### [DESCRIPTION OF THE TASK]
Filter for the word "harmonogramu" and keep each matching line.

[Records excerpted from a collection]
━━━━━━━━━━━━━━━━━━━━
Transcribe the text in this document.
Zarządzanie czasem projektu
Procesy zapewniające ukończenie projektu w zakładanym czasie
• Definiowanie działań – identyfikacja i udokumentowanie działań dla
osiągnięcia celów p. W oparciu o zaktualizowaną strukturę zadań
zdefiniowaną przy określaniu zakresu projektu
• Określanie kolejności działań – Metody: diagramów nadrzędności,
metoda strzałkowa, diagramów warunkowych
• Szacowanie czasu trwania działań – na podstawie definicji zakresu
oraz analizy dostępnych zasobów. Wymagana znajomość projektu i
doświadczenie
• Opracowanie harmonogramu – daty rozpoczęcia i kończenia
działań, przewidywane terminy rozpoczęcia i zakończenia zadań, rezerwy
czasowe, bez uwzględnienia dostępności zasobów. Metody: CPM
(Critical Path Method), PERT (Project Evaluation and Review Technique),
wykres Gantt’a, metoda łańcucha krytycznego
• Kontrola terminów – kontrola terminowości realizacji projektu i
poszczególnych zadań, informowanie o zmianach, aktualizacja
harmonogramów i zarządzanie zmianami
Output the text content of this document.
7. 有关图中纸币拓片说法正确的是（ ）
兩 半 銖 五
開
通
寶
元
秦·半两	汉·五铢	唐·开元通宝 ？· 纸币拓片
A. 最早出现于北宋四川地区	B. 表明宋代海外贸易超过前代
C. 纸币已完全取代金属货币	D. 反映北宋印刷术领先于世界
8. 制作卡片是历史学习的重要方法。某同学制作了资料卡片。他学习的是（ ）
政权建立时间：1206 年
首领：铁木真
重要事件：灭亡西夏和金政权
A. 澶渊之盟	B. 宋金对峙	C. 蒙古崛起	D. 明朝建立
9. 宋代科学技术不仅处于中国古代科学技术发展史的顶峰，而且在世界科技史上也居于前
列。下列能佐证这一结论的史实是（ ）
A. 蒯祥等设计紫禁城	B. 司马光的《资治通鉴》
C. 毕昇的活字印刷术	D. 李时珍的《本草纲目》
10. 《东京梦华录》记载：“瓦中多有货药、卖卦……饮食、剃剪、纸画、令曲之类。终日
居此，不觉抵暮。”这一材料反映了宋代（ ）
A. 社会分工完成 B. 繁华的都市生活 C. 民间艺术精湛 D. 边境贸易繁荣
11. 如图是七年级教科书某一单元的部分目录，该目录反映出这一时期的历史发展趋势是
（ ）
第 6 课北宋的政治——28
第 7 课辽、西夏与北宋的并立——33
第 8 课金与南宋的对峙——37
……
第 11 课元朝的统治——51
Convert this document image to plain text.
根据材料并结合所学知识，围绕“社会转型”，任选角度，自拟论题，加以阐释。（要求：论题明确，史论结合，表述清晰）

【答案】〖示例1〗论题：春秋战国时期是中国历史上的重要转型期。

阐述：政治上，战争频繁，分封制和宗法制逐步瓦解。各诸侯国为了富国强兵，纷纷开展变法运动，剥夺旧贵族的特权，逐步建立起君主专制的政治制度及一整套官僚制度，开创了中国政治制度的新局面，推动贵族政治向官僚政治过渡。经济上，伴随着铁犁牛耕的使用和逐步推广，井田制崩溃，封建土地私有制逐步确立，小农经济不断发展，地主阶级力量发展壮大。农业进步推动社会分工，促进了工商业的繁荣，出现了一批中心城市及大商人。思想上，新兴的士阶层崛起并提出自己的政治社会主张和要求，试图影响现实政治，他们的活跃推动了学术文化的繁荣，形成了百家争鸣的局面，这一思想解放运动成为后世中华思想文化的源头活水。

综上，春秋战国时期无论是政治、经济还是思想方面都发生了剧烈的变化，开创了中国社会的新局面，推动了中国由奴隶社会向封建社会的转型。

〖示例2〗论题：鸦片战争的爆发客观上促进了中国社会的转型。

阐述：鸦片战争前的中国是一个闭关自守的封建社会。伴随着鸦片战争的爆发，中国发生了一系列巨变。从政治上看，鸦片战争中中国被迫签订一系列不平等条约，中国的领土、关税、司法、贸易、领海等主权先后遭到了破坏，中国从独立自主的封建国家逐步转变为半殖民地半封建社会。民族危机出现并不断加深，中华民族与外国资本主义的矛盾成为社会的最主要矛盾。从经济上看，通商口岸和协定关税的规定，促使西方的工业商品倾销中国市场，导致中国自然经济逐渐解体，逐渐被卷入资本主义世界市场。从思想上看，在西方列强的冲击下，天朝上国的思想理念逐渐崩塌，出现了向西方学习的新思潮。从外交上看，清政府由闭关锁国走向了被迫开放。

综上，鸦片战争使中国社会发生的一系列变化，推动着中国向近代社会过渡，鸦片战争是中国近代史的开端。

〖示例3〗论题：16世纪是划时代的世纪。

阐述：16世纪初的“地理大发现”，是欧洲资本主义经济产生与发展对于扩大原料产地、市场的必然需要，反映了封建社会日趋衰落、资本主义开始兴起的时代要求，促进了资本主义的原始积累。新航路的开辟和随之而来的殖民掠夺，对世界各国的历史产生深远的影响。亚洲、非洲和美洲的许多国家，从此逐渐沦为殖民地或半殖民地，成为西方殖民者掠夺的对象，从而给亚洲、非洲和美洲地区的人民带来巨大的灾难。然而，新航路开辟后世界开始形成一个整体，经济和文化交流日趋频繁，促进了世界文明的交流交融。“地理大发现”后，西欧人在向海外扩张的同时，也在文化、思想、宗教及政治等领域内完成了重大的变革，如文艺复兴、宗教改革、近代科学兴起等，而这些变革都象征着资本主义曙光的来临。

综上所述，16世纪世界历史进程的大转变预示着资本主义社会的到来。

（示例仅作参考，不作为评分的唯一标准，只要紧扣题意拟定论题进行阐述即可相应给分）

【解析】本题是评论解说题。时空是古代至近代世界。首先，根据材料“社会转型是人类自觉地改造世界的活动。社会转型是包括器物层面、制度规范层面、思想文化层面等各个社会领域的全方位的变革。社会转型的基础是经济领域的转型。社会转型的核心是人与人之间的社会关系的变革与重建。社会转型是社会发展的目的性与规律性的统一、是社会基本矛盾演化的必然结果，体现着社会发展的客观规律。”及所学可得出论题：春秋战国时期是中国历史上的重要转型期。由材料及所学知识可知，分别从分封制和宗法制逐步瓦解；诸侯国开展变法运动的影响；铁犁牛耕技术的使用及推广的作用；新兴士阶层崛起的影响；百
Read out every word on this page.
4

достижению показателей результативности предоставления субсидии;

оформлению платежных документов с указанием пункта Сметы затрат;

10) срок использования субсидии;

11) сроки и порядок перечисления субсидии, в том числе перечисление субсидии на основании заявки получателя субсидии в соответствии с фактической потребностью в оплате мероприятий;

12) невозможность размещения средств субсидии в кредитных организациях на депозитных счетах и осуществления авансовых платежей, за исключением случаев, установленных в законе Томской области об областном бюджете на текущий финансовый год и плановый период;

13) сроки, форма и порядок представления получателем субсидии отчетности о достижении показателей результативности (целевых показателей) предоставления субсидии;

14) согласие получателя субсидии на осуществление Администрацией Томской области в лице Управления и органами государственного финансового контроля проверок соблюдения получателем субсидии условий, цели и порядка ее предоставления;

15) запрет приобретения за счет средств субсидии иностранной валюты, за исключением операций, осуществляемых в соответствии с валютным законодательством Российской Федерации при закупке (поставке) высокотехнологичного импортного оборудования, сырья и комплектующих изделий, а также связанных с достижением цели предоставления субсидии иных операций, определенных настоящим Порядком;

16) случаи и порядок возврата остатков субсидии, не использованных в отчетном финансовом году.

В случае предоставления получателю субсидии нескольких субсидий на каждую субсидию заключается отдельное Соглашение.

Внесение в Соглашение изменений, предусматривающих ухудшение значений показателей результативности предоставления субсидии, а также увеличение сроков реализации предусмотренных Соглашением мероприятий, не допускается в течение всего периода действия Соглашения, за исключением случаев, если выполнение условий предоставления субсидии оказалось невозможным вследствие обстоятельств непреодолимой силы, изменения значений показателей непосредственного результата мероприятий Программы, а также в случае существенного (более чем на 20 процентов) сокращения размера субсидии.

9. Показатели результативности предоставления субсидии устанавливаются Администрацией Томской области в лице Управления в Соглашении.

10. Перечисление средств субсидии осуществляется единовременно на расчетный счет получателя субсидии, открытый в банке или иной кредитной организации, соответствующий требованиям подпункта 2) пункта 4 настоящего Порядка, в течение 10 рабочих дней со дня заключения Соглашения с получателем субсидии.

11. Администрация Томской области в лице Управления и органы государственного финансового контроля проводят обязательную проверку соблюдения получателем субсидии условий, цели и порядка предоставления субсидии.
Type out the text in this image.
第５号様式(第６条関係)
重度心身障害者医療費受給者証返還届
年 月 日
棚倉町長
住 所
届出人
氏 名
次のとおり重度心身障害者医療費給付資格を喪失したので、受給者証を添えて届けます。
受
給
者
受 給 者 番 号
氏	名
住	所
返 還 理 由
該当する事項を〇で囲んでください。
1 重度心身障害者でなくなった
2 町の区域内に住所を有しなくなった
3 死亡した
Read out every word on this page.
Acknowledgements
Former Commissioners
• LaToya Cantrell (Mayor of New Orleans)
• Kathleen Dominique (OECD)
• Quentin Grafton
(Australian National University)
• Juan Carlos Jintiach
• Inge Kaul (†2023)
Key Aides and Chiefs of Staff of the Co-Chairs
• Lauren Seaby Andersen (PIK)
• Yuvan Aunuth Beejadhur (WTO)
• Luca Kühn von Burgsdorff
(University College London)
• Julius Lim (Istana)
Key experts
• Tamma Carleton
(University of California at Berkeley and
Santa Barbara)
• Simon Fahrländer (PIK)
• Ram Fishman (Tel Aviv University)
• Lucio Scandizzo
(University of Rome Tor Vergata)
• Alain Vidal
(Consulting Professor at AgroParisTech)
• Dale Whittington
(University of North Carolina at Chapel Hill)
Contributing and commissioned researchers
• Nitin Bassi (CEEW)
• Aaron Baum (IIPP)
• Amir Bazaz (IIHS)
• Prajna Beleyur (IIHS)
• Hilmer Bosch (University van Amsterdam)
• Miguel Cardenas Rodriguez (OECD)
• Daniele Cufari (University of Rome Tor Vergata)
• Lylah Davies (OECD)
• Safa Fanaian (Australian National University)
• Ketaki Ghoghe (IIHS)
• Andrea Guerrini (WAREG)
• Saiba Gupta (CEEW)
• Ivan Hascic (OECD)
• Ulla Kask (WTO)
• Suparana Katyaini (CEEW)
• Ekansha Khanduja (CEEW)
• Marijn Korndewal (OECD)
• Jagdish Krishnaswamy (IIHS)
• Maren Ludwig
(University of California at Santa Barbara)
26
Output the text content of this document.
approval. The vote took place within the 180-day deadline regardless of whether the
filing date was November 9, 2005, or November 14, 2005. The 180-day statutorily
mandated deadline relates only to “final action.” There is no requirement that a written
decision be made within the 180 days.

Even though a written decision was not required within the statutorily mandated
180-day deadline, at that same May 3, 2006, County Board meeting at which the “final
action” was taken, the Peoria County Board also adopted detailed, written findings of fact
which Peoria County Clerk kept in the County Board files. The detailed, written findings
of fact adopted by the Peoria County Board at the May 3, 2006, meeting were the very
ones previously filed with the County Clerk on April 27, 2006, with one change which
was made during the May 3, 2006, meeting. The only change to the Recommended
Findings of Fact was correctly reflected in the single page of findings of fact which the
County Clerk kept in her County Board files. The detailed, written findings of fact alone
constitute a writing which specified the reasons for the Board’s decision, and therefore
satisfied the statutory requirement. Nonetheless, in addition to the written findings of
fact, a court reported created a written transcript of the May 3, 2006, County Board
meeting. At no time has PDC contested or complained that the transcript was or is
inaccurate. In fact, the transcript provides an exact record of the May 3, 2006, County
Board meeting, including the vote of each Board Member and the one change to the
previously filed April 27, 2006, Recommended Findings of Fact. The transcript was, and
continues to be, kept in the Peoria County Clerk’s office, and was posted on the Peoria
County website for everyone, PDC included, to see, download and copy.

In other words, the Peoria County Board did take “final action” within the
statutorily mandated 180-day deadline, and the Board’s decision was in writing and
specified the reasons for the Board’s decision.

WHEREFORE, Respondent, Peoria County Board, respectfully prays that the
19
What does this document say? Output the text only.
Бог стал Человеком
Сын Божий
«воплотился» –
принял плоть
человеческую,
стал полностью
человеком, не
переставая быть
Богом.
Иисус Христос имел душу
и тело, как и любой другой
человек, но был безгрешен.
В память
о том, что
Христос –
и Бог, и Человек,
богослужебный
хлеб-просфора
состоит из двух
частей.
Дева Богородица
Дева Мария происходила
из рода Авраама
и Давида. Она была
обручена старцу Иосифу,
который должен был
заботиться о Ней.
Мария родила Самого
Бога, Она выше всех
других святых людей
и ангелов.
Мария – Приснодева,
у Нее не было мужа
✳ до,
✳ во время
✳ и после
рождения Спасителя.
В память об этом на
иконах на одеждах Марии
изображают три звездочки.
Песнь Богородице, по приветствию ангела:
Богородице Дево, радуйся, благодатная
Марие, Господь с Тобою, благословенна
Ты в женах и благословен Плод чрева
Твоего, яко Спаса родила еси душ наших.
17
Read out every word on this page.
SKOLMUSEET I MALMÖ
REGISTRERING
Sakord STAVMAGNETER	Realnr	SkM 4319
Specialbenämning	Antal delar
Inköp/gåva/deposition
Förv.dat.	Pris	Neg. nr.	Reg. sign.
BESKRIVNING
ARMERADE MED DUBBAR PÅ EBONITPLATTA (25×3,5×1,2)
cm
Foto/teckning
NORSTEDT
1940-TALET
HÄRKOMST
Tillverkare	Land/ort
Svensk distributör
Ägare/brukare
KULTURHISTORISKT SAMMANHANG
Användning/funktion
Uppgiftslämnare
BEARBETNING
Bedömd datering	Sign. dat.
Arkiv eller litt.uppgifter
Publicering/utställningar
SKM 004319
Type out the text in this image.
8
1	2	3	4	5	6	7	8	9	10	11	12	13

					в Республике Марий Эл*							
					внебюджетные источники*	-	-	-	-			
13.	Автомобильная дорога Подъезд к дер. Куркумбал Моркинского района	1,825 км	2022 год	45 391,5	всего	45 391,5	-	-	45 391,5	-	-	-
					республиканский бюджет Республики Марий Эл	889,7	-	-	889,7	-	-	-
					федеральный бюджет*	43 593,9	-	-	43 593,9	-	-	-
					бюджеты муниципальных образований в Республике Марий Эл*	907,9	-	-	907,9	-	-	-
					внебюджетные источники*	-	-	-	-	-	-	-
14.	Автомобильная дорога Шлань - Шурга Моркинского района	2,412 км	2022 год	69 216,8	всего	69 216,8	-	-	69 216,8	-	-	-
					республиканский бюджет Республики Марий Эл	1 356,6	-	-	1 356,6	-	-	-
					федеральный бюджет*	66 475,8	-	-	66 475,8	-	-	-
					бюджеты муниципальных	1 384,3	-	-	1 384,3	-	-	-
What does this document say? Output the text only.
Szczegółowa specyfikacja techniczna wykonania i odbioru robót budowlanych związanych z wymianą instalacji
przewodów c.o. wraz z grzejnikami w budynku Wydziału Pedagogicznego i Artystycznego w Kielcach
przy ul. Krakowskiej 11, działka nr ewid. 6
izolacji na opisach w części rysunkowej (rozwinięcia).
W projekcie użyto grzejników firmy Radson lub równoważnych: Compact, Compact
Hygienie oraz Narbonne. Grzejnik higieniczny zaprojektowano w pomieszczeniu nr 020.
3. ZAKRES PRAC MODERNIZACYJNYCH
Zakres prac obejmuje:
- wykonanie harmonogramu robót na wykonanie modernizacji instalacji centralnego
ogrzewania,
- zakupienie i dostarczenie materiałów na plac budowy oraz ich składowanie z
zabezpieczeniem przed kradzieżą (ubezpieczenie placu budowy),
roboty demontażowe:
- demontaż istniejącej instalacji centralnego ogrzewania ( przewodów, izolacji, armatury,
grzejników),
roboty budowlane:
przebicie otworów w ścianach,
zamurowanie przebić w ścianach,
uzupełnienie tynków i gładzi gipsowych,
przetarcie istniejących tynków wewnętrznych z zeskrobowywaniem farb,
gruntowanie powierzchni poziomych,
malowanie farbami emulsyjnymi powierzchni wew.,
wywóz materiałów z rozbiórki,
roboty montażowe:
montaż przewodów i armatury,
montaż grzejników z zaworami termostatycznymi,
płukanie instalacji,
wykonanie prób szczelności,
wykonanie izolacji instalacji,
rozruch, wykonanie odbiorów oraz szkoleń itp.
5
━━━━━━━━━━━━━━━━━━━━
### [COMPLETED TASK]
• Opracowanie harmonogramu – daty rozpoczęcia i kończenia
- wykonanie harmonogramu robót na wykonanie modernizacji instalacji centralnego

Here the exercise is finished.